What is being asked:
Sift the material for lines containing "does", and return them.

[start Data provided]

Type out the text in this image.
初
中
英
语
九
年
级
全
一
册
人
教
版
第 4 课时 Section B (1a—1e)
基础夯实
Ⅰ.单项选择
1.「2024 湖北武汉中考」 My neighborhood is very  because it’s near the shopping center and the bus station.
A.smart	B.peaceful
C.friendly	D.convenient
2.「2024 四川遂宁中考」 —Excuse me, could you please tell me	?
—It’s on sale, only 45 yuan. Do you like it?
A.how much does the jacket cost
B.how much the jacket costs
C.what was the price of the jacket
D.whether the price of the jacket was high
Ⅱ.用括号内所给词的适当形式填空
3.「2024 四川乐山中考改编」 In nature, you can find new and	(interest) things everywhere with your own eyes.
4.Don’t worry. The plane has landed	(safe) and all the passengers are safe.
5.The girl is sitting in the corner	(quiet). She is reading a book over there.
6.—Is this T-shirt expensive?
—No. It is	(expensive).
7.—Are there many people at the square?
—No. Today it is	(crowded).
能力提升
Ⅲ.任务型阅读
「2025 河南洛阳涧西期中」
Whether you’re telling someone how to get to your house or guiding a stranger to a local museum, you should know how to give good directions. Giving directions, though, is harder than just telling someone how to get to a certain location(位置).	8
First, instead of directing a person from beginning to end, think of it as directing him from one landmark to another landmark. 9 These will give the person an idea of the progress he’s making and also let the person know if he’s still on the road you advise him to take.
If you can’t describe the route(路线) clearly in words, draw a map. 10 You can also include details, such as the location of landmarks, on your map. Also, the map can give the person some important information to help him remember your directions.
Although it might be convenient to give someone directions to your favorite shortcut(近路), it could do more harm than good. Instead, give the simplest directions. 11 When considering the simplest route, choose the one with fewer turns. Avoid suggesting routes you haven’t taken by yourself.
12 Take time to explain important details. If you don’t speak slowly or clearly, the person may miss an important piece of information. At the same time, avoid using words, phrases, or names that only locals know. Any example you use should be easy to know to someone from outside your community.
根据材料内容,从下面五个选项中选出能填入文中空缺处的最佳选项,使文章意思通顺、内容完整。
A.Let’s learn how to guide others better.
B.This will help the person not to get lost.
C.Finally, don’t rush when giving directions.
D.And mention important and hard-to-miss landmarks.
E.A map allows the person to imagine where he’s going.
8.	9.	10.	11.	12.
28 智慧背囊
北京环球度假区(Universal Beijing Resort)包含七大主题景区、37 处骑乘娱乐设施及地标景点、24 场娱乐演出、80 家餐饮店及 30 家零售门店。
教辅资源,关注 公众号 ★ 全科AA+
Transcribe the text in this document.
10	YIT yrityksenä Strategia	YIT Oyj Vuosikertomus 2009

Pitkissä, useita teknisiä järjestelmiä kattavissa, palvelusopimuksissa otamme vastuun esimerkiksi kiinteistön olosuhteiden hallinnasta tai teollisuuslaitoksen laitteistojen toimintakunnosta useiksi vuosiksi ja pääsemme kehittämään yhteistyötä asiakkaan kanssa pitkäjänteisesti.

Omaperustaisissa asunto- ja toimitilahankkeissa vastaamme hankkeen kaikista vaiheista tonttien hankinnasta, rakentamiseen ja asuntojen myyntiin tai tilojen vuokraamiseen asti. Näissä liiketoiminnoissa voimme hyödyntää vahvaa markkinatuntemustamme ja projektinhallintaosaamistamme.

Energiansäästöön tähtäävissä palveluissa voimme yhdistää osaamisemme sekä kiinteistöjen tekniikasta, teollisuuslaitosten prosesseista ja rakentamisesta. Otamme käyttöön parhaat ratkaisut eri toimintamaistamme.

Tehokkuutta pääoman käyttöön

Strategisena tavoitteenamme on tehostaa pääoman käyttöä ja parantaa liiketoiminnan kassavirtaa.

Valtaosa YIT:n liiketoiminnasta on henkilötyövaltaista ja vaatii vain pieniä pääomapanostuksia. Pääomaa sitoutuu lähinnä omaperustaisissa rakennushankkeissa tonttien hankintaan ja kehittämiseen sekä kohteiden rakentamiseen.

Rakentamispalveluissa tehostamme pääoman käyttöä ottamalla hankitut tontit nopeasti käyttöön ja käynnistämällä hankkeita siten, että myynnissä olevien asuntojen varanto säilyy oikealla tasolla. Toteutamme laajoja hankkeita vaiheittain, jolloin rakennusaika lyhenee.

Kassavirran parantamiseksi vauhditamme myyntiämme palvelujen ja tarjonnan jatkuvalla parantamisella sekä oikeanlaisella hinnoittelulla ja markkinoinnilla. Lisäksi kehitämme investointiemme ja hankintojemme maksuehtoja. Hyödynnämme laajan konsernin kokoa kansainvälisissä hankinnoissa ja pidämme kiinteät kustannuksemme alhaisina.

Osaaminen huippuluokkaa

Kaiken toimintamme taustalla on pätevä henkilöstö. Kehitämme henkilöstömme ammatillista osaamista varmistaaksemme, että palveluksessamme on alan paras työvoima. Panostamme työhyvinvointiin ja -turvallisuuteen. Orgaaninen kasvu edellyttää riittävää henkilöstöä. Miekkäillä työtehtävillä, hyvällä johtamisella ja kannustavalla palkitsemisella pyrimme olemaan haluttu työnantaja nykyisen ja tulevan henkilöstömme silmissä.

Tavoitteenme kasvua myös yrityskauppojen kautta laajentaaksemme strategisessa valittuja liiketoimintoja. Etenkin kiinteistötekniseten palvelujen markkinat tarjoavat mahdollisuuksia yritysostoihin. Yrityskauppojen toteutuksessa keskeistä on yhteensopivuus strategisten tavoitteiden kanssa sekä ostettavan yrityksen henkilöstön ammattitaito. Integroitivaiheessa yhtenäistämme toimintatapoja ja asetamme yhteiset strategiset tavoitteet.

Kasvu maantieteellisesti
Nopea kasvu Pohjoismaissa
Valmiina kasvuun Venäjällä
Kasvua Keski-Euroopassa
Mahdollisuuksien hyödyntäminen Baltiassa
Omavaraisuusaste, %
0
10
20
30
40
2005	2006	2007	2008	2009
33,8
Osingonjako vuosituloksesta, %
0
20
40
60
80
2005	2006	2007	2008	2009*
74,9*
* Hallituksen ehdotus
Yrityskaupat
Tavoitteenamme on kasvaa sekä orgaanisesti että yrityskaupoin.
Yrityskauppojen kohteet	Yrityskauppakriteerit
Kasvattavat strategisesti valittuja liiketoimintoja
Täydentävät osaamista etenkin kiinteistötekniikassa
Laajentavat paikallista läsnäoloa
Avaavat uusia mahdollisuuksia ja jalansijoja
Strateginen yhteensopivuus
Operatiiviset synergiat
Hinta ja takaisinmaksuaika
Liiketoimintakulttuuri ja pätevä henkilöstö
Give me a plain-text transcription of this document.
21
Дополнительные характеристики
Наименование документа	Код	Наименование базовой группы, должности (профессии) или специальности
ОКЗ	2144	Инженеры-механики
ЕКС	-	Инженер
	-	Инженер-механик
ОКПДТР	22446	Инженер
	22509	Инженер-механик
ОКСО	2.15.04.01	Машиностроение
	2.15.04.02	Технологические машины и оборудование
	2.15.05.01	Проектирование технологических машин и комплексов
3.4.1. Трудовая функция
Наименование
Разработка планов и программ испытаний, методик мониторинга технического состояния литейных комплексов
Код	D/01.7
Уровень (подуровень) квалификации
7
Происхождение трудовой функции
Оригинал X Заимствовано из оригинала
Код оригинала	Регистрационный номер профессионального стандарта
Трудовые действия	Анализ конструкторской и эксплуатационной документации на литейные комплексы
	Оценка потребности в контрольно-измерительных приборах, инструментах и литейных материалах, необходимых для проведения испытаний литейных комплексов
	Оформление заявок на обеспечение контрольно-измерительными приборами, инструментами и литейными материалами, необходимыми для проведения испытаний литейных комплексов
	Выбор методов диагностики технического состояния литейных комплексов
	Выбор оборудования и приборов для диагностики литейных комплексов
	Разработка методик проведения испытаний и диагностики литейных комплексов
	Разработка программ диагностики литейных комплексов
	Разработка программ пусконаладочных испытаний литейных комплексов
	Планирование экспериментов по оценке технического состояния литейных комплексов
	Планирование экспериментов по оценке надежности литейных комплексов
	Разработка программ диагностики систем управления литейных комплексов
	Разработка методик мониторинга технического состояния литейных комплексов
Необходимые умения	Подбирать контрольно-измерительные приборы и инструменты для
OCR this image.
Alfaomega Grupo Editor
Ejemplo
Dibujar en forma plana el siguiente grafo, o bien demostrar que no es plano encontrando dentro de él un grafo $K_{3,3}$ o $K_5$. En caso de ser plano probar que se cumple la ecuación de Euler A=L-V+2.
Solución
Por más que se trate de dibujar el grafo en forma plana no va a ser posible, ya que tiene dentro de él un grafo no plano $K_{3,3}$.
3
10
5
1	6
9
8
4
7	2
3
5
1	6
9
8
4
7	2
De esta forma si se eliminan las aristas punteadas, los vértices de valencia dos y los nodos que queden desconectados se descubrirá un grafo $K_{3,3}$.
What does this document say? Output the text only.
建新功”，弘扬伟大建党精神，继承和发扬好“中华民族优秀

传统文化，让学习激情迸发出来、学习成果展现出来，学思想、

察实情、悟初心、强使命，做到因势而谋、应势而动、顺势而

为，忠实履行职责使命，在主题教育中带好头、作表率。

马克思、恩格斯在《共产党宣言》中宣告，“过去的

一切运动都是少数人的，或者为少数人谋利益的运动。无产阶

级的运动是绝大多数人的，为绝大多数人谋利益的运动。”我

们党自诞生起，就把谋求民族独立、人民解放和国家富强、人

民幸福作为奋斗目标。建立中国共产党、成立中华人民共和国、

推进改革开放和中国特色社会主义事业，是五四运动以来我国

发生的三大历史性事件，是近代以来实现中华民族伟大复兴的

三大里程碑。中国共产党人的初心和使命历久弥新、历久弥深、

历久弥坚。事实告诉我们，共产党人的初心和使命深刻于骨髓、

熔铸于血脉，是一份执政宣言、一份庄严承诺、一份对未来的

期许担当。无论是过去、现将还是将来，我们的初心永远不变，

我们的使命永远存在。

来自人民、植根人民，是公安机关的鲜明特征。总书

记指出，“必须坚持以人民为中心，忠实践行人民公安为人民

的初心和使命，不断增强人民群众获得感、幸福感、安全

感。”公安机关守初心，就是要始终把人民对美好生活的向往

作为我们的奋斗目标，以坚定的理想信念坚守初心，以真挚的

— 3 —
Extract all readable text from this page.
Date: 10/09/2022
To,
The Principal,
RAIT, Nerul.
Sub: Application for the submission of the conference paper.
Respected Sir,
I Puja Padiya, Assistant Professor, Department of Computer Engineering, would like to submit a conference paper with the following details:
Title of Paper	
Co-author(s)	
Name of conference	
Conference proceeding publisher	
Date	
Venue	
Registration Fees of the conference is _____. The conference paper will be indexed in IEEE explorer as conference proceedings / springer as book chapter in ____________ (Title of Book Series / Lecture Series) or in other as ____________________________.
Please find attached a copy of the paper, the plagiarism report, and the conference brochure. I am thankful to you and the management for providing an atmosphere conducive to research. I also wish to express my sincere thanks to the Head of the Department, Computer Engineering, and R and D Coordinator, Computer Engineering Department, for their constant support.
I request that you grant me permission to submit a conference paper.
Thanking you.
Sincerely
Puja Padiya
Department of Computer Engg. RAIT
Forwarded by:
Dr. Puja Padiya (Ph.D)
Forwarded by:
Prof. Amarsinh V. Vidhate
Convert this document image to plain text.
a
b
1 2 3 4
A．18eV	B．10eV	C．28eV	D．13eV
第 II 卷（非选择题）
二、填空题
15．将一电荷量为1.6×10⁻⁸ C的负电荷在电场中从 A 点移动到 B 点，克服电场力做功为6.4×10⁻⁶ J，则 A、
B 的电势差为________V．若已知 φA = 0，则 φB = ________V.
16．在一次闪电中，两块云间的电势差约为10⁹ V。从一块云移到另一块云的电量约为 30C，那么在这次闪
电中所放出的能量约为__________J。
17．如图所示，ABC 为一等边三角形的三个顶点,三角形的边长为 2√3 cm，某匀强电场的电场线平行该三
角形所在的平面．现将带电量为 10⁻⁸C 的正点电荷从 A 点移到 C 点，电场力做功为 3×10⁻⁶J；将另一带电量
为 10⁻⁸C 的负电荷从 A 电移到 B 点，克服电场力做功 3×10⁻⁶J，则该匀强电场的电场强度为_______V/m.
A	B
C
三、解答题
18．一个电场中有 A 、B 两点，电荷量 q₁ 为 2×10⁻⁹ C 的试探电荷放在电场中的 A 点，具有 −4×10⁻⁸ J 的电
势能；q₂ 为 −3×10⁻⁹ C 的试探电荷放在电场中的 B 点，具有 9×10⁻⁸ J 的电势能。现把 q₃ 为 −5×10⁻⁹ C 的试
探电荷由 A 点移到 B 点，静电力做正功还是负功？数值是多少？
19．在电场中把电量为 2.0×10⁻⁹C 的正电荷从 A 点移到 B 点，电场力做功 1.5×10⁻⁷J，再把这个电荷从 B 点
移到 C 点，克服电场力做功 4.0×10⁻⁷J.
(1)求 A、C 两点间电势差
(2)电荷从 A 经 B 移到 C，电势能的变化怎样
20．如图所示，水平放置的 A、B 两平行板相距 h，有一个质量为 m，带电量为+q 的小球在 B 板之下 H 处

[end Data provided]

Written answer:
A.how much does the jacket cost
What does this document say? Output the text only.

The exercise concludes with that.